▶ **Your instructions**
Using the data below, copy each line that includes the word "Maximum".

▶ **Records for this exercise**
⁂

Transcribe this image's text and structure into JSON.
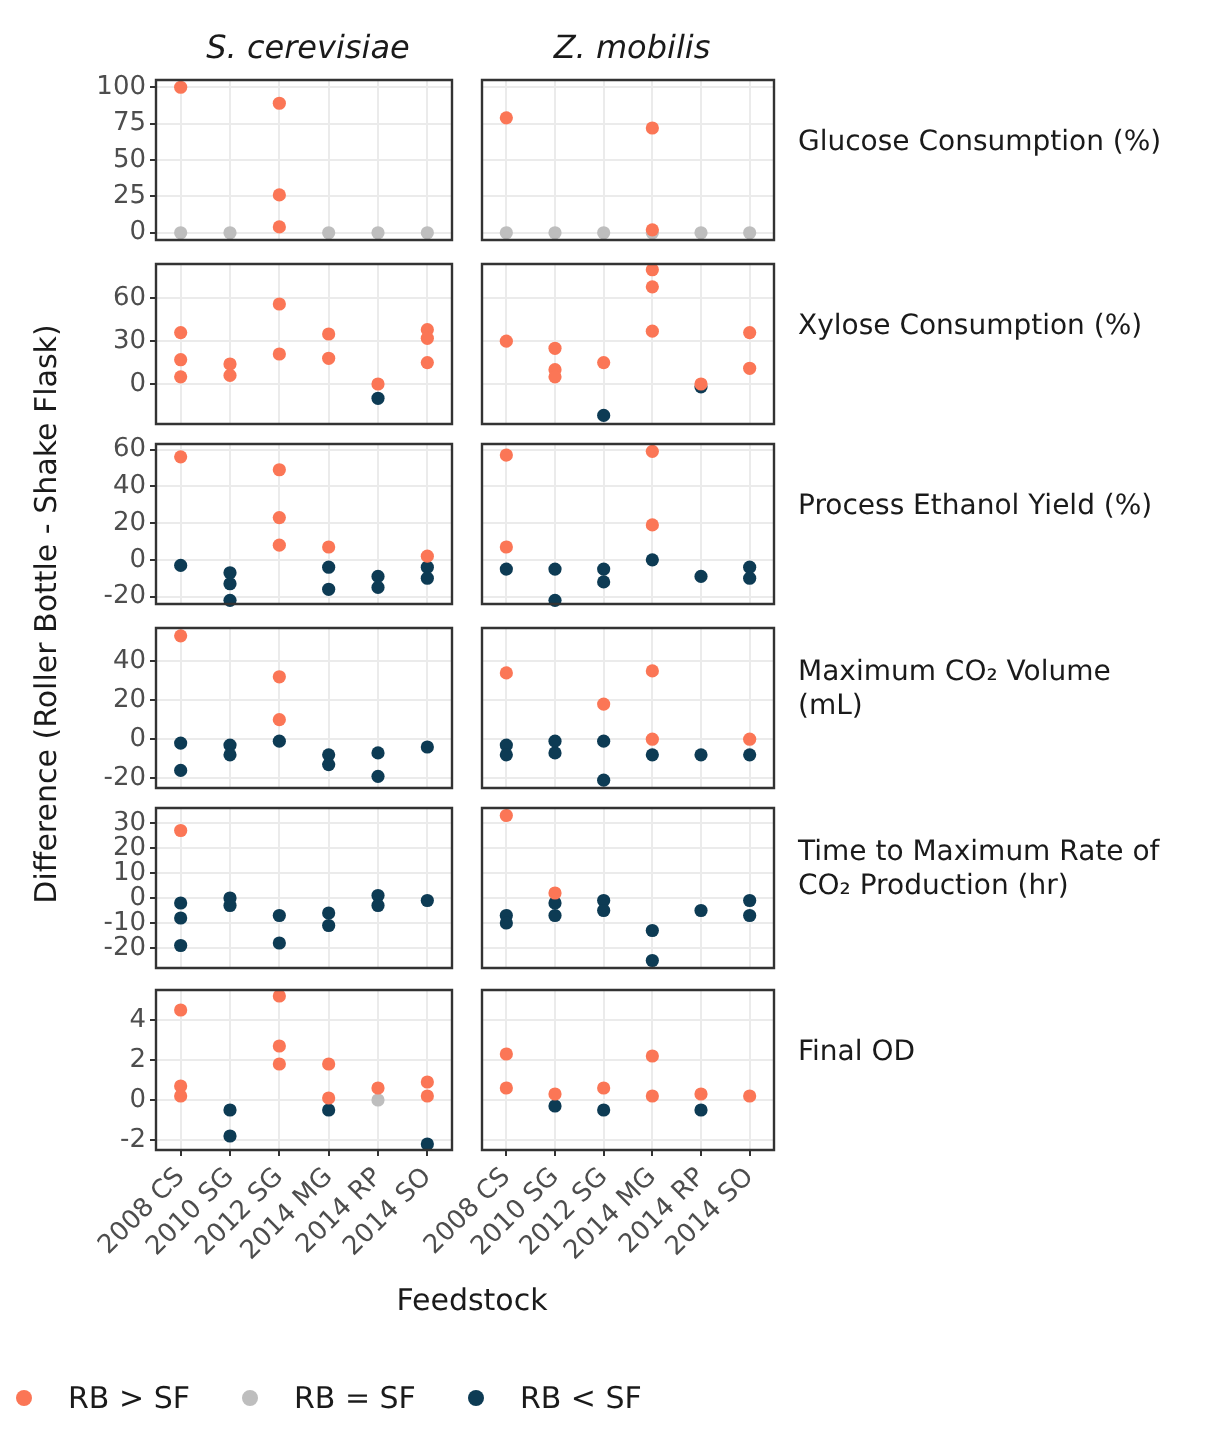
{
  "chart_data": [
    {
      "type": "scatter",
      "title": "S. cerevisiae",
      "ylabel": "Difference (Roller Bottle - Shake Flask)",
      "categories": [
        "2008 CS",
        "2010 SG",
        "2012 SG",
        "2014 MG",
        "2014 RP",
        "2014 SO"
      ],
      "ylim": [
        -5,
        105
      ],
      "yticks": [
        0,
        25,
        50,
        75,
        100
      ],
      "grid": true,
      "tick_labels": "y",
      "series": [
        {
          "color": "#fb7656",
          "x": [
            "2008 CS",
            "2012 SG",
            "2012 SG",
            "2012 SG"
          ],
          "values": [
            100,
            89,
            26,
            4
          ]
        },
        {
          "color": "#bebebe",
          "x": [
            "2008 CS",
            "2010 SG",
            "2014 MG",
            "2014 RP",
            "2014 SO"
          ],
          "values": [
            0,
            0,
            0,
            0,
            0
          ]
        }
      ]
    },
    {
      "type": "scatter",
      "title": "Z. mobilis",
      "annotations": [
        "Glucose Consumption (%)"
      ],
      "categories": [
        "2008 CS",
        "2010 SG",
        "2012 SG",
        "2014 MG",
        "2014 RP",
        "2014 SO"
      ],
      "ylim": [
        -5,
        105
      ],
      "yticks": [
        0,
        25,
        50,
        75,
        100
      ],
      "grid": true,
      "tick_labels": false,
      "series": [
        {
          "color": "#fb7656",
          "x": [
            "2008 CS",
            "2014 MG",
            "2014 MG"
          ],
          "values": [
            79,
            72,
            2
          ]
        },
        {
          "color": "#bebebe",
          "x": [
            "2008 CS",
            "2010 SG",
            "2012 SG",
            "2014 MG",
            "2014 RP",
            "2014 SO"
          ],
          "values": [
            0,
            0,
            0,
            0,
            0,
            0
          ]
        }
      ]
    },
    {
      "type": "scatter",
      "categories": [
        "2008 CS",
        "2010 SG",
        "2012 SG",
        "2014 MG",
        "2014 RP",
        "2014 SO"
      ],
      "ylim": [
        -28,
        84
      ],
      "yticks": [
        0,
        30,
        60
      ],
      "grid": true,
      "tick_labels": "y",
      "series": [
        {
          "color": "#fb7656",
          "x": [
            "2008 CS",
            "2008 CS",
            "2008 CS",
            "2010 SG",
            "2010 SG",
            "2012 SG",
            "2012 SG",
            "2014 MG",
            "2014 MG",
            "2014 RP",
            "2014 SO",
            "2014 SO",
            "2014 SO"
          ],
          "values": [
            36,
            17,
            5,
            14,
            6,
            56,
            21,
            35,
            18,
            0,
            38,
            32,
            15
          ]
        },
        {
          "color": "#0d3b54",
          "x": [
            "2014 RP"
          ],
          "values": [
            -10
          ]
        }
      ]
    },
    {
      "type": "scatter",
      "annotations": [
        "Xylose Consumption (%)"
      ],
      "categories": [
        "2008 CS",
        "2010 SG",
        "2012 SG",
        "2014 MG",
        "2014 RP",
        "2014 SO"
      ],
      "ylim": [
        -28,
        84
      ],
      "yticks": [
        0,
        30,
        60
      ],
      "grid": true,
      "tick_labels": false,
      "series": [
        {
          "color": "#fb7656",
          "x": [
            "2008 CS",
            "2010 SG",
            "2010 SG",
            "2010 SG",
            "2012 SG",
            "2014 MG",
            "2014 MG",
            "2014 MG",
            "2014 RP",
            "2014 SO",
            "2014 SO"
          ],
          "values": [
            30,
            25,
            10,
            5,
            15,
            80,
            68,
            37,
            0,
            36,
            11
          ]
        },
        {
          "color": "#0d3b54",
          "x": [
            "2012 SG",
            "2014 RP"
          ],
          "values": [
            -22,
            -2
          ]
        }
      ]
    },
    {
      "type": "scatter",
      "categories": [
        "2008 CS",
        "2010 SG",
        "2012 SG",
        "2014 MG",
        "2014 RP",
        "2014 SO"
      ],
      "ylim": [
        -24,
        63
      ],
      "yticks": [
        -20,
        0,
        20,
        40,
        60
      ],
      "grid": true,
      "tick_labels": "y",
      "series": [
        {
          "color": "#fb7656",
          "x": [
            "2008 CS",
            "2012 SG",
            "2012 SG",
            "2012 SG",
            "2014 MG",
            "2014 SO"
          ],
          "values": [
            56,
            49,
            23,
            8,
            7,
            2
          ]
        },
        {
          "color": "#0d3b54",
          "x": [
            "2008 CS",
            "2010 SG",
            "2010 SG",
            "2010 SG",
            "2014 MG",
            "2014 MG",
            "2014 RP",
            "2014 RP",
            "2014 SO",
            "2014 SO"
          ],
          "values": [
            -3,
            -13,
            -7,
            -22,
            -4,
            -16,
            -9,
            -15,
            -4,
            -10
          ]
        }
      ]
    },
    {
      "type": "scatter",
      "annotations": [
        "Process Ethanol Yield (%)"
      ],
      "categories": [
        "2008 CS",
        "2010 SG",
        "2012 SG",
        "2014 MG",
        "2014 RP",
        "2014 SO"
      ],
      "ylim": [
        -24,
        63
      ],
      "yticks": [
        -20,
        0,
        20,
        40,
        60
      ],
      "grid": true,
      "tick_labels": false,
      "series": [
        {
          "color": "#fb7656",
          "x": [
            "2008 CS",
            "2008 CS",
            "2014 MG",
            "2014 MG"
          ],
          "values": [
            57,
            7,
            59,
            19
          ]
        },
        {
          "color": "#0d3b54",
          "x": [
            "2008 CS",
            "2010 SG",
            "2010 SG",
            "2012 SG",
            "2012 SG",
            "2014 MG",
            "2014 RP",
            "2014 SO",
            "2014 SO"
          ],
          "values": [
            -5,
            -5,
            -22,
            -5,
            -12,
            0,
            -9,
            -4,
            -10
          ]
        }
      ]
    },
    {
      "type": "scatter",
      "categories": [
        "2008 CS",
        "2010 SG",
        "2012 SG",
        "2014 MG",
        "2014 RP",
        "2014 SO"
      ],
      "ylim": [
        -25,
        57
      ],
      "yticks": [
        -20,
        0,
        20,
        40
      ],
      "grid": true,
      "tick_labels": "y",
      "series": [
        {
          "color": "#fb7656",
          "x": [
            "2008 CS",
            "2012 SG",
            "2012 SG"
          ],
          "values": [
            53,
            32,
            10
          ]
        },
        {
          "color": "#0d3b54",
          "x": [
            "2008 CS",
            "2008 CS",
            "2010 SG",
            "2010 SG",
            "2012 SG",
            "2014 MG",
            "2014 MG",
            "2014 RP",
            "2014 RP",
            "2014 SO"
          ],
          "values": [
            -2,
            -16,
            -3,
            -8,
            -1,
            -8,
            -13,
            -7,
            -19,
            -4
          ]
        }
      ]
    },
    {
      "type": "scatter",
      "annotations": [
        "Maximum CO₂ Volume (mL)"
      ],
      "categories": [
        "2008 CS",
        "2010 SG",
        "2012 SG",
        "2014 MG",
        "2014 RP",
        "2014 SO"
      ],
      "ylim": [
        -25,
        57
      ],
      "yticks": [
        -20,
        0,
        20,
        40
      ],
      "grid": true,
      "tick_labels": false,
      "series": [
        {
          "color": "#fb7656",
          "x": [
            "2008 CS",
            "2012 SG",
            "2014 MG",
            "2014 MG",
            "2014 SO"
          ],
          "values": [
            34,
            18,
            35,
            0,
            0
          ]
        },
        {
          "color": "#0d3b54",
          "x": [
            "2008 CS",
            "2008 CS",
            "2010 SG",
            "2010 SG",
            "2012 SG",
            "2012 SG",
            "2014 MG",
            "2014 RP",
            "2014 SO"
          ],
          "values": [
            -3,
            -8,
            -7,
            -1,
            -1,
            -21,
            -8,
            -8,
            -8
          ]
        }
      ]
    },
    {
      "type": "scatter",
      "categories": [
        "2008 CS",
        "2010 SG",
        "2012 SG",
        "2014 MG",
        "2014 RP",
        "2014 SO"
      ],
      "ylim": [
        -28,
        36
      ],
      "yticks": [
        -20,
        -10,
        0,
        10,
        20,
        30
      ],
      "grid": true,
      "tick_labels": "y",
      "series": [
        {
          "color": "#fb7656",
          "x": [
            "2008 CS"
          ],
          "values": [
            27
          ]
        },
        {
          "color": "#0d3b54",
          "x": [
            "2008 CS",
            "2008 CS",
            "2008 CS",
            "2010 SG",
            "2010 SG",
            "2012 SG",
            "2012 SG",
            "2014 MG",
            "2014 MG",
            "2014 RP",
            "2014 RP",
            "2014 SO"
          ],
          "values": [
            -2,
            -8,
            -19,
            -3,
            0,
            -7,
            -18,
            -6,
            -11,
            1,
            -3,
            -1
          ]
        }
      ]
    },
    {
      "type": "scatter",
      "annotations": [
        "Time to Maximum Rate of CO₂ Production (hr)"
      ],
      "categories": [
        "2008 CS",
        "2010 SG",
        "2012 SG",
        "2014 MG",
        "2014 RP",
        "2014 SO"
      ],
      "ylim": [
        -28,
        36
      ],
      "yticks": [
        -20,
        -10,
        0,
        10,
        20,
        30
      ],
      "grid": true,
      "tick_labels": false,
      "series": [
        {
          "color": "#fb7656",
          "x": [
            "2008 CS",
            "2010 SG"
          ],
          "values": [
            33,
            2
          ]
        },
        {
          "color": "#0d3b54",
          "x": [
            "2008 CS",
            "2008 CS",
            "2010 SG",
            "2010 SG",
            "2012 SG",
            "2012 SG",
            "2014 MG",
            "2014 MG",
            "2014 RP",
            "2014 SO",
            "2014 SO"
          ],
          "values": [
            -7,
            -10,
            -2,
            -7,
            -1,
            -5,
            -13,
            -25,
            -5,
            -1,
            -7
          ]
        }
      ]
    },
    {
      "type": "scatter",
      "xlabel": "Feedstock",
      "legend": "bottom",
      "categories": [
        "2008 CS",
        "2010 SG",
        "2012 SG",
        "2014 MG",
        "2014 RP",
        "2014 SO"
      ],
      "ylim": [
        -2.5,
        5.5
      ],
      "yticks": [
        -2,
        0,
        2,
        4
      ],
      "grid": true,
      "series": [
        {
          "name": "RB > SF",
          "color": "#fb7656",
          "x": [
            "2008 CS",
            "2008 CS",
            "2008 CS",
            "2012 SG",
            "2012 SG",
            "2012 SG",
            "2014 MG",
            "2014 MG",
            "2014 RP",
            "2014 SO",
            "2014 SO"
          ],
          "values": [
            4.5,
            0.7,
            0.2,
            5.2,
            2.7,
            1.8,
            1.8,
            0.1,
            0.6,
            0.9,
            0.2
          ]
        },
        {
          "name": "RB = SF",
          "color": "#bebebe",
          "x": [
            "2014 RP"
          ],
          "values": [
            0
          ]
        },
        {
          "name": "RB < SF",
          "color": "#0d3b54",
          "x": [
            "2010 SG",
            "2010 SG",
            "2014 MG",
            "2014 SO"
          ],
          "values": [
            -0.5,
            -1.8,
            -0.5,
            -2.2
          ]
        }
      ]
    },
    {
      "type": "scatter",
      "annotations": [
        "Final OD"
      ],
      "categories": [
        "2008 CS",
        "2010 SG",
        "2012 SG",
        "2014 MG",
        "2014 RP",
        "2014 SO"
      ],
      "ylim": [
        -2.5,
        5.5
      ],
      "yticks": [
        -2,
        0,
        2,
        4
      ],
      "grid": true,
      "tick_labels": "x",
      "series": [
        {
          "color": "#fb7656",
          "x": [
            "2008 CS",
            "2008 CS",
            "2010 SG",
            "2012 SG",
            "2014 MG",
            "2014 MG",
            "2014 RP",
            "2014 SO"
          ],
          "values": [
            2.3,
            0.6,
            0.3,
            0.6,
            2.2,
            0.2,
            0.3,
            0.2
          ]
        },
        {
          "color": "#0d3b54",
          "x": [
            "2010 SG",
            "2012 SG",
            "2014 RP"
          ],
          "values": [
            -0.3,
            -0.5,
            -0.5
          ]
        }
      ]
    }
  ]
}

⁂

▶ **Correct response**
        "Maximum CO₂ Volume (mL)"
        "Time to Maximum Rate of CO₂ Production (hr)"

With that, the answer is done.